- [PROBLEM REQUIREMENTS] Repeat the listing in full, preserving every character.

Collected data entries
+===+

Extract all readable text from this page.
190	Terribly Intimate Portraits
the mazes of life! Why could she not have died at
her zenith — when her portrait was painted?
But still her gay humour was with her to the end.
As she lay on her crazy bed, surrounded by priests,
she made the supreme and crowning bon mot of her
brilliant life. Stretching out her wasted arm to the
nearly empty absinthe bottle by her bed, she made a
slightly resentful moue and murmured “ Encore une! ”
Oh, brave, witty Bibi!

+===+

- [SOLUTION]
Extract all readable text from this page.
190	Terribly Intimate Portraits
the mazes of life! Why could she not have died at
her zenith — when her portrait was painted?
But still her gay humour was with her to the end.
As she lay on her crazy bed, surrounded by priests,
she made the supreme and crowning bon mot of her
brilliant life. Stretching out her wasted arm to the
nearly empty absinthe bottle by her bed, she made a
slightly resentful moue and murmured “ Encore une! ”
Oh, brave, witty Bibi!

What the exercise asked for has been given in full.